▶ **Dataset excerpts**:
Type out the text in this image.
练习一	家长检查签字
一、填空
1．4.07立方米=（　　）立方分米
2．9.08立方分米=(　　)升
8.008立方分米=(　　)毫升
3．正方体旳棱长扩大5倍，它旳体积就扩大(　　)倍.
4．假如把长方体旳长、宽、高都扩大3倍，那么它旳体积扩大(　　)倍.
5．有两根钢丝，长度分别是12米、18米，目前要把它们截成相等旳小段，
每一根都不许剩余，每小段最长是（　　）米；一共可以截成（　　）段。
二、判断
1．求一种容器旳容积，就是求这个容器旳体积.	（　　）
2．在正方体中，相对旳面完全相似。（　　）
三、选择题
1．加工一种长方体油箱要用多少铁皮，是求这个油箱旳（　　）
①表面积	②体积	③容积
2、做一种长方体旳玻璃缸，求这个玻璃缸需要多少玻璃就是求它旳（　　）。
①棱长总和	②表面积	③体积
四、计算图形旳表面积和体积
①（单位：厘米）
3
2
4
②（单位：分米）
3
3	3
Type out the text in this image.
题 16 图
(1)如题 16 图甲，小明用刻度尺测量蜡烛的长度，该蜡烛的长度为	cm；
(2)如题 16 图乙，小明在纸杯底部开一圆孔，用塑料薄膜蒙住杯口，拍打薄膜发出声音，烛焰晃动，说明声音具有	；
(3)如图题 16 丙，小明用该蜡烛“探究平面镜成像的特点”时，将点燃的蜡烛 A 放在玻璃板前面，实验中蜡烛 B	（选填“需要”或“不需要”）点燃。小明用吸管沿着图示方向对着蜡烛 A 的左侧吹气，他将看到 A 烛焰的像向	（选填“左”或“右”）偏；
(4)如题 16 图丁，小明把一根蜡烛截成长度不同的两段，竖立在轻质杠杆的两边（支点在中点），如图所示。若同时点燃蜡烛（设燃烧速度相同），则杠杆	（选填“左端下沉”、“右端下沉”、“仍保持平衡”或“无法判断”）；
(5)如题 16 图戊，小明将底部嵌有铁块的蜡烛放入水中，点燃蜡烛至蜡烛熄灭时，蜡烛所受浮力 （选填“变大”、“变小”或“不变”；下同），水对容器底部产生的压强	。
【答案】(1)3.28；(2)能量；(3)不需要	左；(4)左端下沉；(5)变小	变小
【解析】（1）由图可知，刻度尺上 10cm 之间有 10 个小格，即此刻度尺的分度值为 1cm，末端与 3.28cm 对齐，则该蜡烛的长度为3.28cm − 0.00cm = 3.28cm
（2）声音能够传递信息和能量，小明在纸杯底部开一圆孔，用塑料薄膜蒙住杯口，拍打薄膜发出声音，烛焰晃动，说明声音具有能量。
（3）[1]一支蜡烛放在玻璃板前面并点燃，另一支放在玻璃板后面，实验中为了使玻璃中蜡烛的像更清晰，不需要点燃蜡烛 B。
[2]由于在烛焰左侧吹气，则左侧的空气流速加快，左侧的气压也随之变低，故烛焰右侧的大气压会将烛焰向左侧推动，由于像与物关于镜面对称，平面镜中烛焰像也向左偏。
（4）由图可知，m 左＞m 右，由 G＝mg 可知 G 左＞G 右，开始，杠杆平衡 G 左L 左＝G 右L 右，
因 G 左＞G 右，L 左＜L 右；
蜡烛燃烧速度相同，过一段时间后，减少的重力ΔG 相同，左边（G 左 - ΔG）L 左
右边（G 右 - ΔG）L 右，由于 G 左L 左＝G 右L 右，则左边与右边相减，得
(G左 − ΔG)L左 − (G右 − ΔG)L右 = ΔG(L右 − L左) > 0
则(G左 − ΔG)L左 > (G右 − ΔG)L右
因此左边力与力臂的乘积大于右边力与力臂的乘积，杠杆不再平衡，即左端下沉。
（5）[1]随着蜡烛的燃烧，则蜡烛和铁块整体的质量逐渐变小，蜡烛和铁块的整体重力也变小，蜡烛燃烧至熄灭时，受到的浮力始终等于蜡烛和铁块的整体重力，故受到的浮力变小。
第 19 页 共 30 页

▶ **Instructions to follow**: Return all lines with the word "由图可知" in them.

▶ **Task result**:
【解析】（1）由图可知，刻度尺上 10cm 之间有 10 个小格，即此刻度尺的分度值为 1cm，末端与 3.28cm 对齐，则该蜡烛的长度为3.28cm − 0.00cm = 3.28cm
（4）由图可知，m 左＞m 右，由 G＝mg 可知 G 左＞G 右，开始，杠杆平衡 G 左L 左＝G 右L 右，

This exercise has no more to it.